* BRIEF
Return the material exactly as supplied, apart from the pictures, which are omitted.

* DATA LINES
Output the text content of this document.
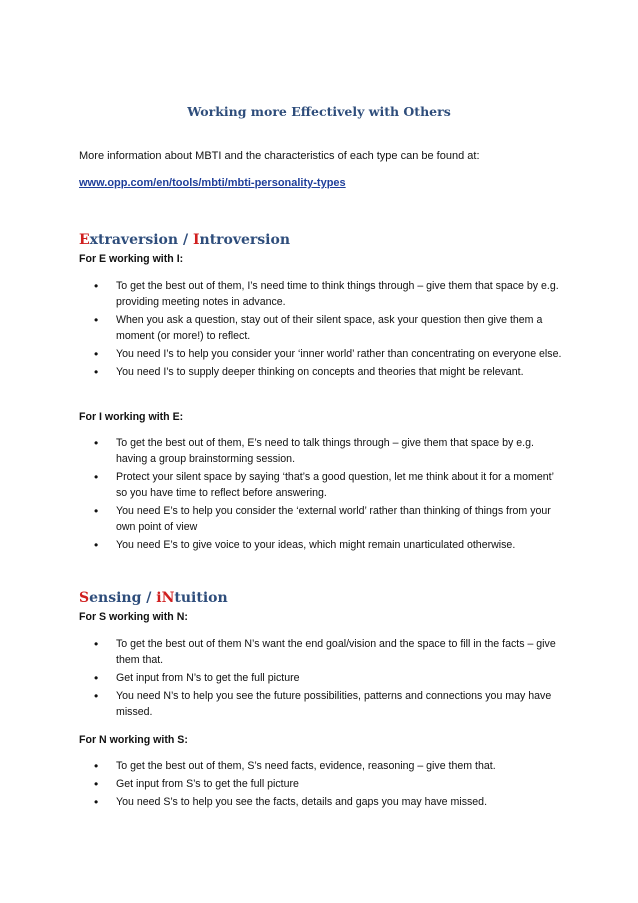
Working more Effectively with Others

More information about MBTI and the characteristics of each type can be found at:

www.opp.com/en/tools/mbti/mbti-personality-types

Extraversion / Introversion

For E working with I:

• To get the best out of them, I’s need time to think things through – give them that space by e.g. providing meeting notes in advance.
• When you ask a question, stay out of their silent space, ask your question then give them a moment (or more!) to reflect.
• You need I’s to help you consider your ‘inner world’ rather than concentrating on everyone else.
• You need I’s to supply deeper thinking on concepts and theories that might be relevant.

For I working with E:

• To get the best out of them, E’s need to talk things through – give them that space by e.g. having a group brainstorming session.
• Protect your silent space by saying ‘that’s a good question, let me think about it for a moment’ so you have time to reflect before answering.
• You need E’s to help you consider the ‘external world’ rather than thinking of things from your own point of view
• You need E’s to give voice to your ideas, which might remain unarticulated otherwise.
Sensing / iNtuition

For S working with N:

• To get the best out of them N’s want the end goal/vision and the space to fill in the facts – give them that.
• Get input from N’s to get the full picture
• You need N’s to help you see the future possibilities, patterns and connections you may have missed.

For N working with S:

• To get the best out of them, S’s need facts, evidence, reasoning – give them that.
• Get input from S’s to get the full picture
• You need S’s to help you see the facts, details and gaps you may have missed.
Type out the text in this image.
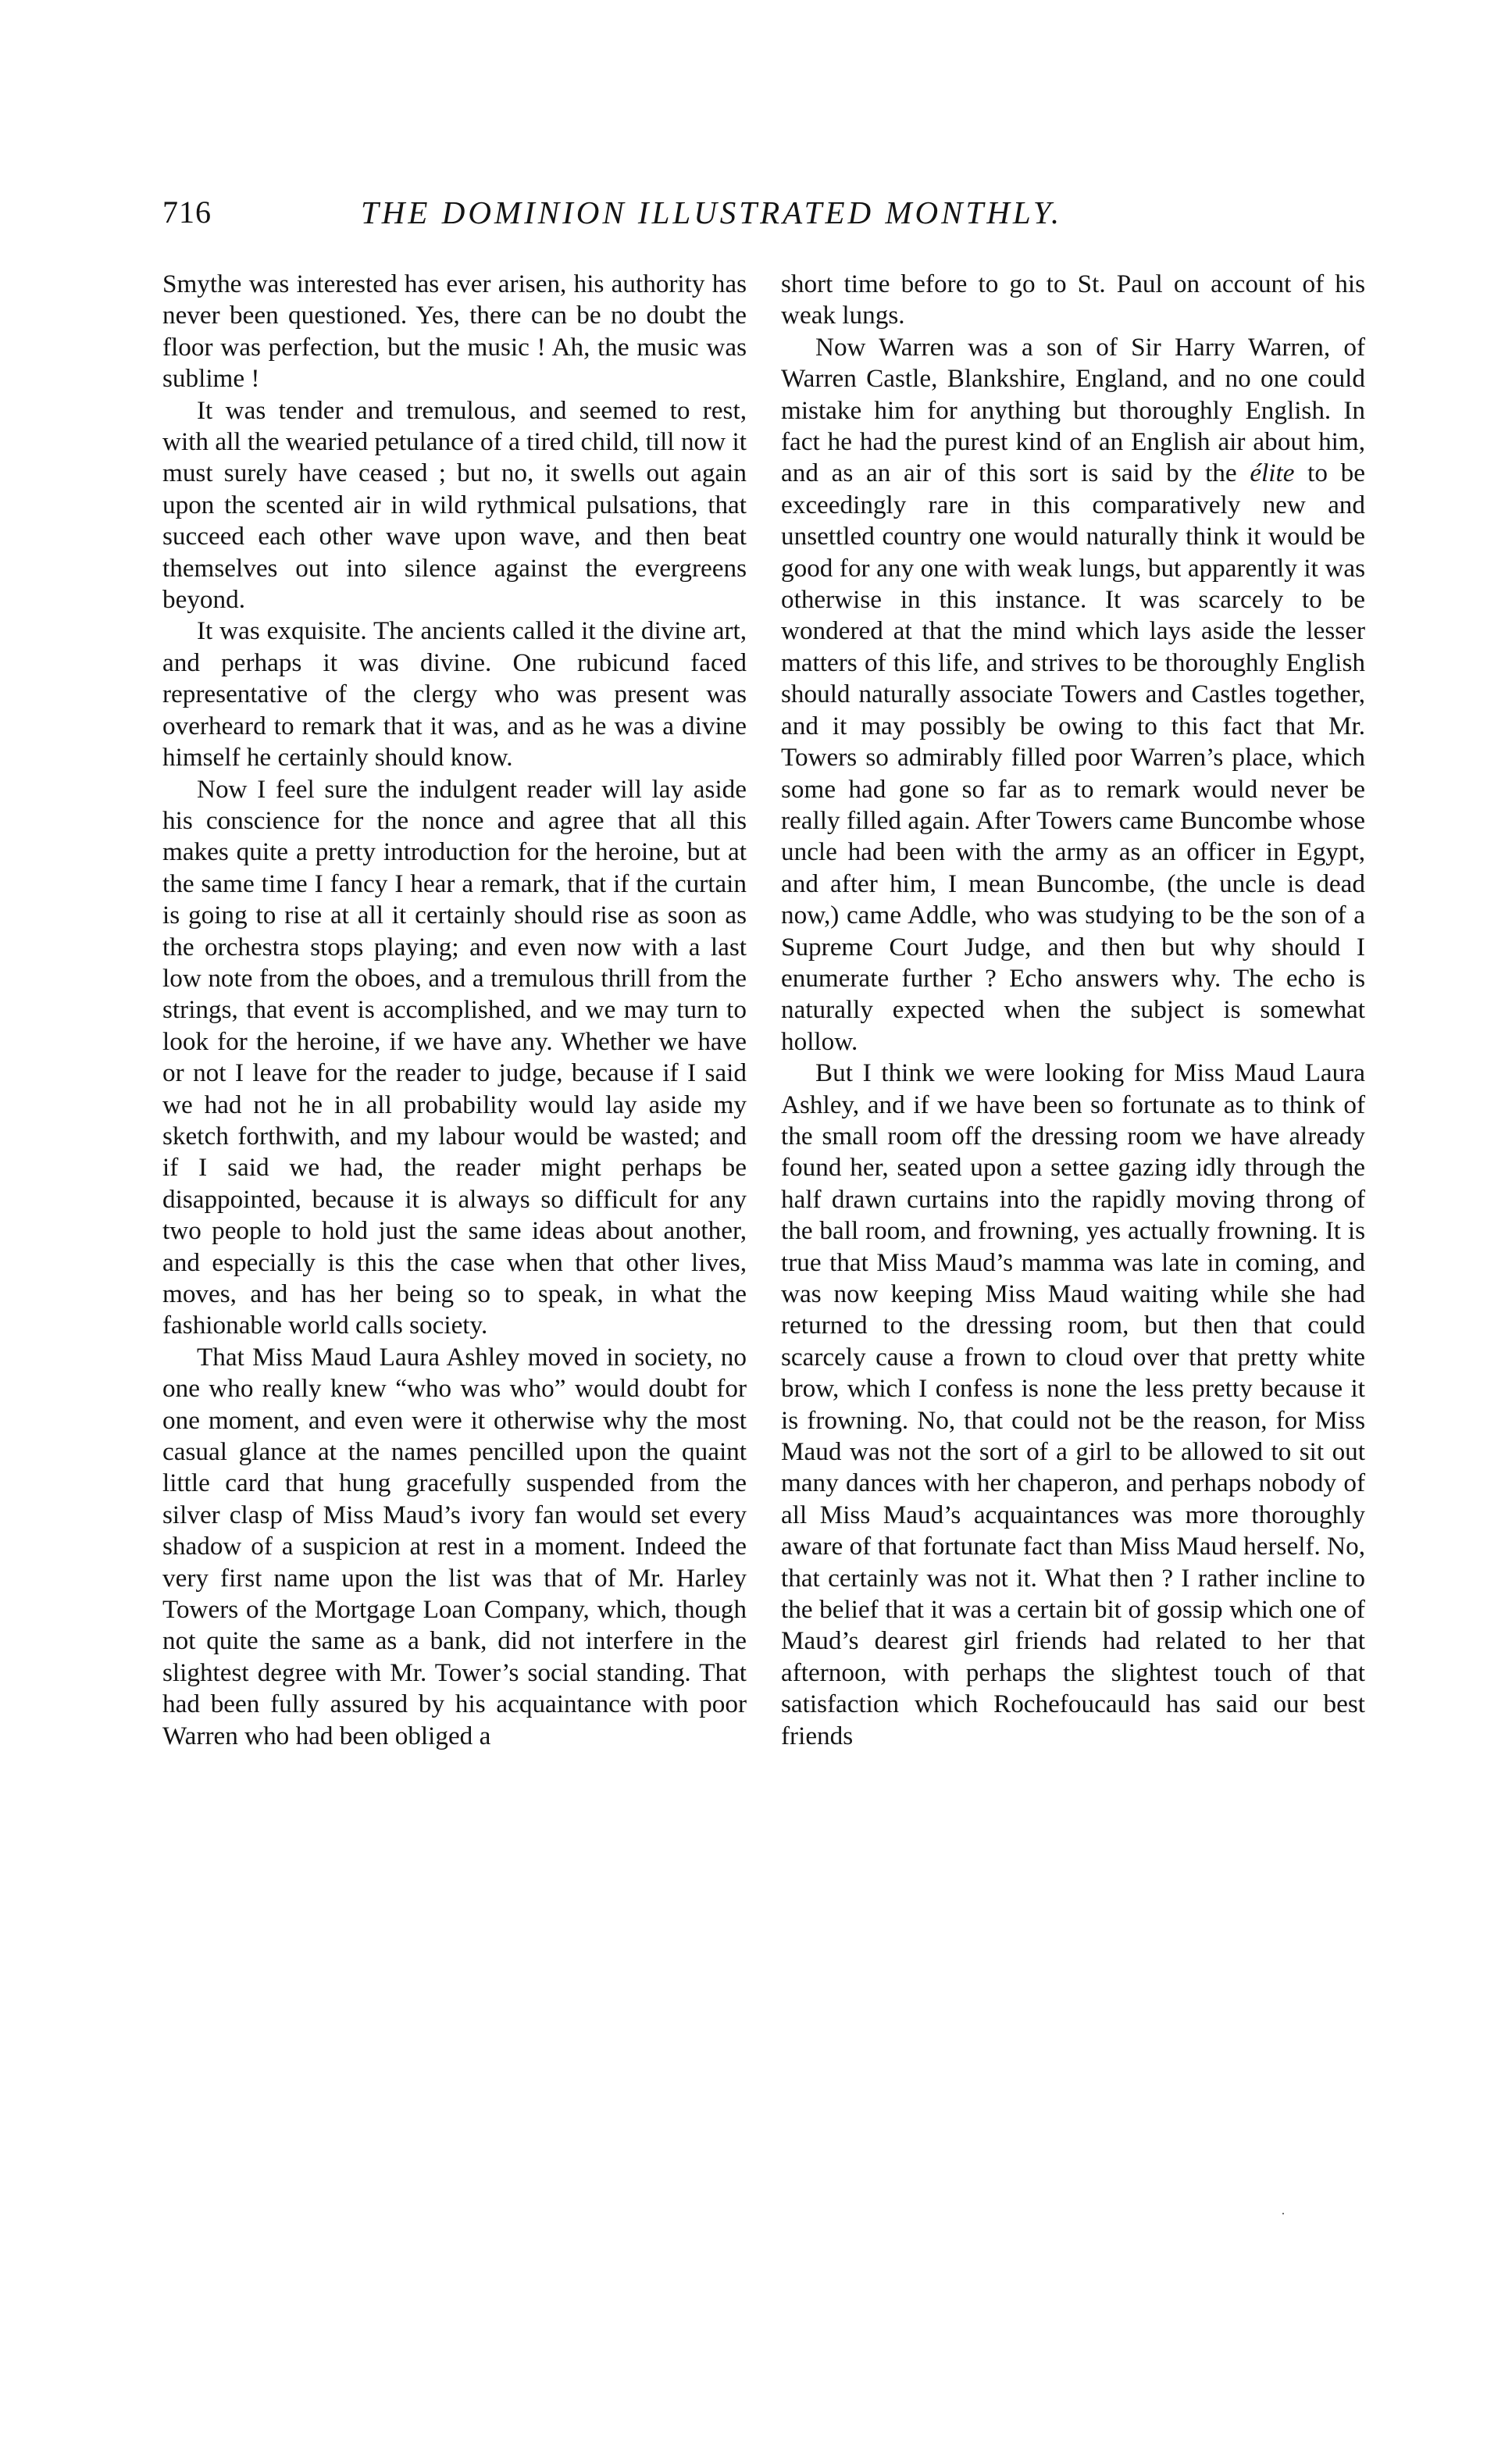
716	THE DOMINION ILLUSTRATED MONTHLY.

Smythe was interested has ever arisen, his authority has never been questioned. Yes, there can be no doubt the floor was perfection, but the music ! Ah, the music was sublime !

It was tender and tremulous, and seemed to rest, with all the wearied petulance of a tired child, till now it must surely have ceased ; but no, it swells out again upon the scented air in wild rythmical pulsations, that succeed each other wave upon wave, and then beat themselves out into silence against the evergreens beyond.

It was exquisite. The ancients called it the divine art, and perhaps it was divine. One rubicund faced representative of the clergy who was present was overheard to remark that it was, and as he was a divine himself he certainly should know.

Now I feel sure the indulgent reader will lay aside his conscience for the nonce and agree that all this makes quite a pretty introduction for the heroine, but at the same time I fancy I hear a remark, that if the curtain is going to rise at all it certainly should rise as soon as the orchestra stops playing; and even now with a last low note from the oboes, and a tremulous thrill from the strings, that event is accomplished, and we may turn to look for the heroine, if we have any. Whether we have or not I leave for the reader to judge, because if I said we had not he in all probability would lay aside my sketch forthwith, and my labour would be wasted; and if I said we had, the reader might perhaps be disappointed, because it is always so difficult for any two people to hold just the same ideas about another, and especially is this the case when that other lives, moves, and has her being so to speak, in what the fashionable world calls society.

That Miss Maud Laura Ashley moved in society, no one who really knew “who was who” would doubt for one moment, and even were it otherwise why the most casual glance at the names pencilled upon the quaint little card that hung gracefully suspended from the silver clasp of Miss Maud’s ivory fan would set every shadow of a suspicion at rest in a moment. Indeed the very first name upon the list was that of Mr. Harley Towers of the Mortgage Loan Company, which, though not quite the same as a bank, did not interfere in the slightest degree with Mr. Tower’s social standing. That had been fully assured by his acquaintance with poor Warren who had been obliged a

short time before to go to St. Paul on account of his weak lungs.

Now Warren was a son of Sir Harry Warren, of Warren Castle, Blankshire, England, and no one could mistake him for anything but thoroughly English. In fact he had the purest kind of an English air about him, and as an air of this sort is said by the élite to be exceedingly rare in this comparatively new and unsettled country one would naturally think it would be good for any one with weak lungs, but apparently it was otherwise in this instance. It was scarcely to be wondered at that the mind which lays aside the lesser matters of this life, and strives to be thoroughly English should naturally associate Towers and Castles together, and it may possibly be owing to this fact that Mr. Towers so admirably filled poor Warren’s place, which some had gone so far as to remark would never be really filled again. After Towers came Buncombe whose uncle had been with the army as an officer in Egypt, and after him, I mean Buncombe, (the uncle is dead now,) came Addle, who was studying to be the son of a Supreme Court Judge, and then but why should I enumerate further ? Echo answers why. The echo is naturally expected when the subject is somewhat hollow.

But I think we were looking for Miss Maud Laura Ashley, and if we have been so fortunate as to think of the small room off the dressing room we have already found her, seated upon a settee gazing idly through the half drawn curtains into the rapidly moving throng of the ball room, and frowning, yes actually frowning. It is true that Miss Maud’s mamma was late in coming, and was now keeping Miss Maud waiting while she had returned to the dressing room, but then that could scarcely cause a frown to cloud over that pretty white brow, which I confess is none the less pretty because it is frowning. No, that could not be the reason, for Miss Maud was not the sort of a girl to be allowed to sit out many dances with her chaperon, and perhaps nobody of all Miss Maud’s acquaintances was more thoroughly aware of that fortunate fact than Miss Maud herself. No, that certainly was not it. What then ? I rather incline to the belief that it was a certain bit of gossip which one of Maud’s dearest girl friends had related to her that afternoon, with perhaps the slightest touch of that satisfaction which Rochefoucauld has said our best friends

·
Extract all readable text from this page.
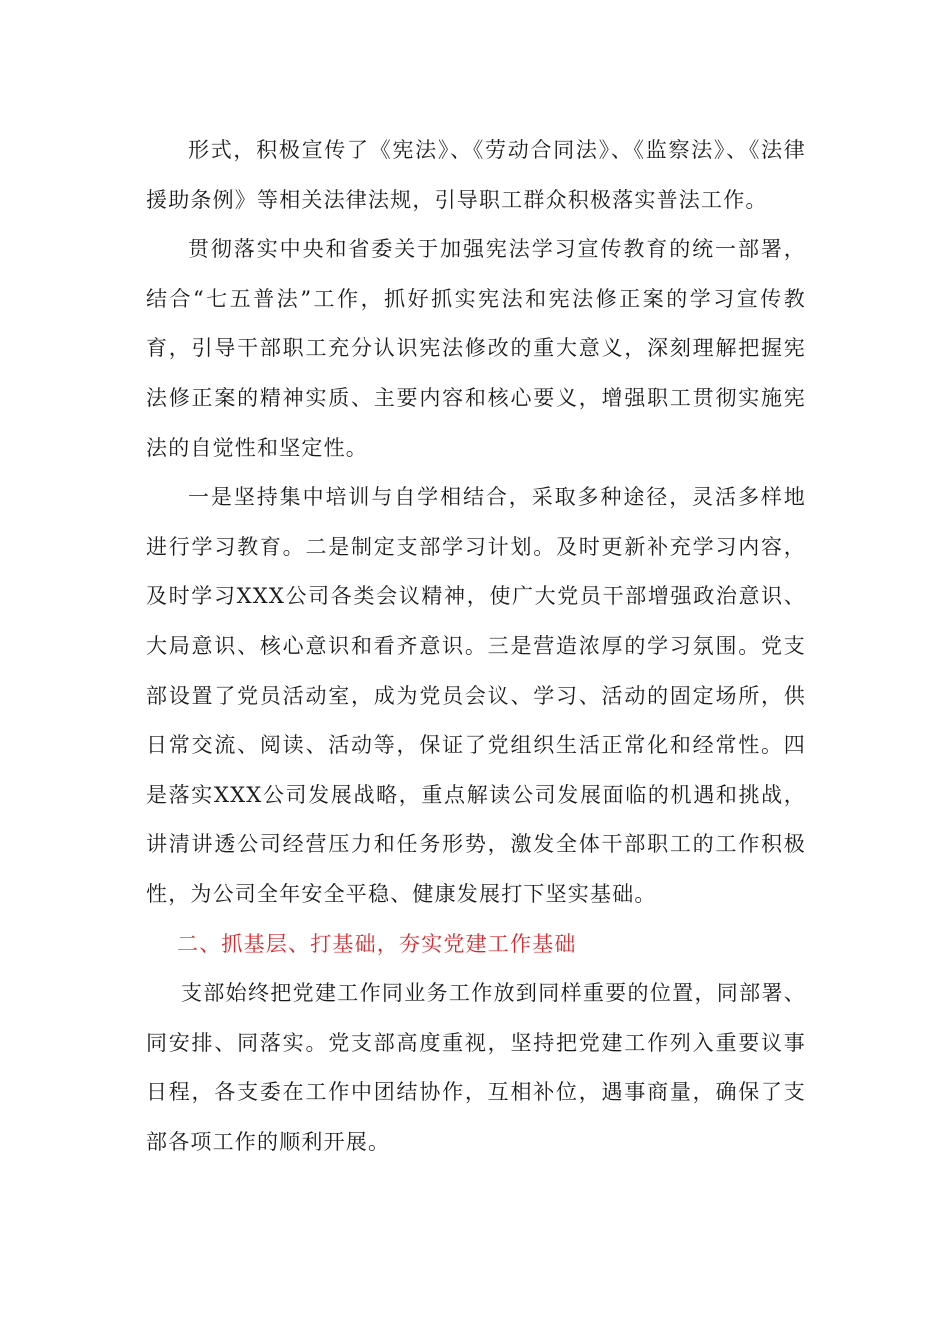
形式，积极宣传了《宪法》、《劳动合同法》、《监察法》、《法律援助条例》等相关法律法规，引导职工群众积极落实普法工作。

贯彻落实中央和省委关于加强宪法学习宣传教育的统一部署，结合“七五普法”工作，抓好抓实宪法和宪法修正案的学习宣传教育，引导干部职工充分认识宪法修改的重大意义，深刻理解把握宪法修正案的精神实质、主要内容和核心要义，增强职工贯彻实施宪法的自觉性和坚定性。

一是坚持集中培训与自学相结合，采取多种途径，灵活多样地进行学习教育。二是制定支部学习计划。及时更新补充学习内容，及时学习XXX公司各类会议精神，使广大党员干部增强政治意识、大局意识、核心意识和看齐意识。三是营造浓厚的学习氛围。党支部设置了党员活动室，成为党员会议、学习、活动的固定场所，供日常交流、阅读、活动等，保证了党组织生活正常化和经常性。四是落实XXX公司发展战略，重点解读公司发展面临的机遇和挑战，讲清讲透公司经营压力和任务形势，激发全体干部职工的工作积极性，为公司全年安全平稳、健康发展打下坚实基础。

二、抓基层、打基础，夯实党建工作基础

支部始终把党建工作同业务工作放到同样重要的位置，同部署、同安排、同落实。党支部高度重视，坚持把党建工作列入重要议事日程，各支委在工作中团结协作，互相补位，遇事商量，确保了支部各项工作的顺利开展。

* ANSWER FOR THE TASK
Output the text content of this document.
Working more Effectively with Others

More information about MBTI and the characteristics of each type can be found at:

www.opp.com/en/tools/mbti/mbti-personality-types

Extraversion / Introversion

For E working with I:

• To get the best out of them, I’s need time to think things through – give them that space by e.g. providing meeting notes in advance.
• When you ask a question, stay out of their silent space, ask your question then give them a moment (or more!) to reflect.
• You need I’s to help you consider your ‘inner world’ rather than concentrating on everyone else.
• You need I’s to supply deeper thinking on concepts and theories that might be relevant.

For I working with E:

• To get the best out of them, E’s need to talk things through – give them that space by e.g. having a group brainstorming session.
• Protect your silent space by saying ‘that’s a good question, let me think about it for a moment’ so you have time to reflect before answering.
• You need E’s to help you consider the ‘external world’ rather than thinking of things from your own point of view
• You need E’s to give voice to your ideas, which might remain unarticulated otherwise.
Sensing / iNtuition

For S working with N:

• To get the best out of them N’s want the end goal/vision and the space to fill in the facts – give them that.
• Get input from N’s to get the full picture
• You need N’s to help you see the future possibilities, patterns and connections you may have missed.

For N working with S:

• To get the best out of them, S’s need facts, evidence, reasoning – give them that.
• Get input from S’s to get the full picture
• You need S’s to help you see the facts, details and gaps you may have missed.
Type out the text in this image.
716	THE DOMINION ILLUSTRATED MONTHLY.

Smythe was interested has ever arisen, his authority has never been questioned. Yes, there can be no doubt the floor was perfection, but the music ! Ah, the music was sublime !

It was tender and tremulous, and seemed to rest, with all the wearied petulance of a tired child, till now it must surely have ceased ; but no, it swells out again upon the scented air in wild rythmical pulsations, that succeed each other wave upon wave, and then beat themselves out into silence against the evergreens beyond.

It was exquisite. The ancients called it the divine art, and perhaps it was divine. One rubicund faced representative of the clergy who was present was overheard to remark that it was, and as he was a divine himself he certainly should know.

Now I feel sure the indulgent reader will lay aside his conscience for the nonce and agree that all this makes quite a pretty introduction for the heroine, but at the same time I fancy I hear a remark, that if the curtain is going to rise at all it certainly should rise as soon as the orchestra stops playing; and even now with a last low note from the oboes, and a tremulous thrill from the strings, that event is accomplished, and we may turn to look for the heroine, if we have any. Whether we have or not I leave for the reader to judge, because if I said we had not he in all probability would lay aside my sketch forthwith, and my labour would be wasted; and if I said we had, the reader might perhaps be disappointed, because it is always so difficult for any two people to hold just the same ideas about another, and especially is this the case when that other lives, moves, and has her being so to speak, in what the fashionable world calls society.

That Miss Maud Laura Ashley moved in society, no one who really knew “who was who” would doubt for one moment, and even were it otherwise why the most casual glance at the names pencilled upon the quaint little card that hung gracefully suspended from the silver clasp of Miss Maud’s ivory fan would set every shadow of a suspicion at rest in a moment. Indeed the very first name upon the list was that of Mr. Harley Towers of the Mortgage Loan Company, which, though not quite the same as a bank, did not interfere in the slightest degree with Mr. Tower’s social standing. That had been fully assured by his acquaintance with poor Warren who had been obliged a

short time before to go to St. Paul on account of his weak lungs.

Now Warren was a son of Sir Harry Warren, of Warren Castle, Blankshire, England, and no one could mistake him for anything but thoroughly English. In fact he had the purest kind of an English air about him, and as an air of this sort is said by the élite to be exceedingly rare in this comparatively new and unsettled country one would naturally think it would be good for any one with weak lungs, but apparently it was otherwise in this instance. It was scarcely to be wondered at that the mind which lays aside the lesser matters of this life, and strives to be thoroughly English should naturally associate Towers and Castles together, and it may possibly be owing to this fact that Mr. Towers so admirably filled poor Warren’s place, which some had gone so far as to remark would never be really filled again. After Towers came Buncombe whose uncle had been with the army as an officer in Egypt, and after him, I mean Buncombe, (the uncle is dead now,) came Addle, who was studying to be the son of a Supreme Court Judge, and then but why should I enumerate further ? Echo answers why. The echo is naturally expected when the subject is somewhat hollow.

But I think we were looking for Miss Maud Laura Ashley, and if we have been so fortunate as to think of the small room off the dressing room we have already found her, seated upon a settee gazing idly through the half drawn curtains into the rapidly moving throng of the ball room, and frowning, yes actually frowning. It is true that Miss Maud’s mamma was late in coming, and was now keeping Miss Maud waiting while she had returned to the dressing room, but then that could scarcely cause a frown to cloud over that pretty white brow, which I confess is none the less pretty because it is frowning. No, that could not be the reason, for Miss Maud was not the sort of a girl to be allowed to sit out many dances with her chaperon, and perhaps nobody of all Miss Maud’s acquaintances was more thoroughly aware of that fortunate fact than Miss Maud herself. No, that certainly was not it. What then ? I rather incline to the belief that it was a certain bit of gossip which one of Maud’s dearest girl friends had related to her that afternoon, with perhaps the slightest touch of that satisfaction which Rochefoucauld has said our best friends

·
Extract all readable text from this page.
形式，积极宣传了《宪法》、《劳动合同法》、《监察法》、《法律援助条例》等相关法律法规，引导职工群众积极落实普法工作。

贯彻落实中央和省委关于加强宪法学习宣传教育的统一部署，结合“七五普法”工作，抓好抓实宪法和宪法修正案的学习宣传教育，引导干部职工充分认识宪法修改的重大意义，深刻理解把握宪法修正案的精神实质、主要内容和核心要义，增强职工贯彻实施宪法的自觉性和坚定性。

一是坚持集中培训与自学相结合，采取多种途径，灵活多样地进行学习教育。二是制定支部学习计划。及时更新补充学习内容，及时学习XXX公司各类会议精神，使广大党员干部增强政治意识、大局意识、核心意识和看齐意识。三是营造浓厚的学习氛围。党支部设置了党员活动室，成为党员会议、学习、活动的固定场所，供日常交流、阅读、活动等，保证了党组织生活正常化和经常性。四是落实XXX公司发展战略，重点解读公司发展面临的机遇和挑战，讲清讲透公司经营压力和任务形势，激发全体干部职工的工作积极性，为公司全年安全平稳、健康发展打下坚实基础。

二、抓基层、打基础，夯实党建工作基础

支部始终把党建工作同业务工作放到同样重要的位置，同部署、同安排、同落实。党支部高度重视，坚持把党建工作列入重要议事日程，各支委在工作中团结协作，互相补位，遇事商量，确保了支部各项工作的顺利开展。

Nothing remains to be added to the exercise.